*JOBS*.
**1.** According to the text on election phishing, what is the number one cause of breaches?
**2.** Write out everything in the election phishing text from "Election-related phishing attacks" down to "are particularly suspect.".

*EXTRACTED TEXT*.
With the Presidential election just a few days away, bad actors are ramping up their efforts to lure in victims with phishing attacks designed to harvest credentials and personal information that could lead to the next large-scale breach. The threat is so prevalent that the Better Business Bureau, the Identity Theft Resource Center and the National Association of State Election Directors have all issued warnings to the general public.
Election-related phishing attacks can surface across channels in various formats, and the unsuspecting user can be caught off-guard. Phishing is the number one cause of breaches, and all the major breaches in 2020 started with phishing. Successful phishing attacks start with a compelling message, and elections are great for cybercriminals because the message is targeted to elicit an emotional response to prompt action. Here are a few examples:
- Surveys and polls:Bad actors may send an email or post an ad on a social channel asking voters to take a survey or participate in a poll. This is a good way to collect personally identifiable information (PII) such as social security numbers. Emails requesting that you confirm your status as a registered voter to take a poll are particularly suspect.

*DATA SEGMENT*.
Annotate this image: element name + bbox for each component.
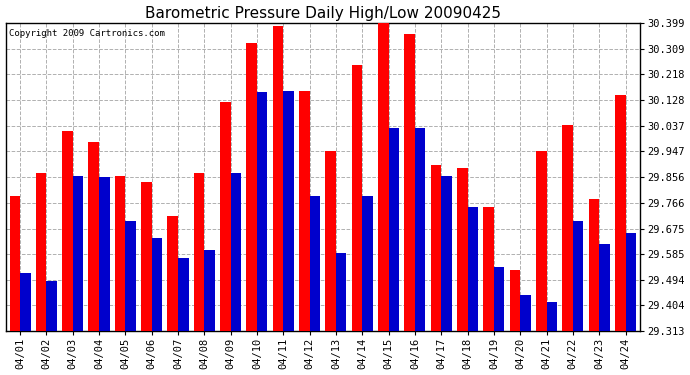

*ANSWER LIST*.
**1.** Phishing.

**2.**
Election-related phishing attacks can surface across channels in various formats, and the unsuspecting user can be caught off-guard. Phishing is the number one cause of breaches, and all the major breaches in 2020 started with phishing. Successful phishing attacks start with a compelling message, and elections are great for cybercriminals because the message is targeted to elicit an emotional response to prompt action. Here are a few examples:
- Surveys and polls:Bad actors may send an email or post an ad on a social channel asking voters to take a survey or participate in a poll. This is a good way to collect personally identifiable information (PII) such as social security numbers. Emails requesting that you confirm your status as a registered voter to take a poll are particularly suspect.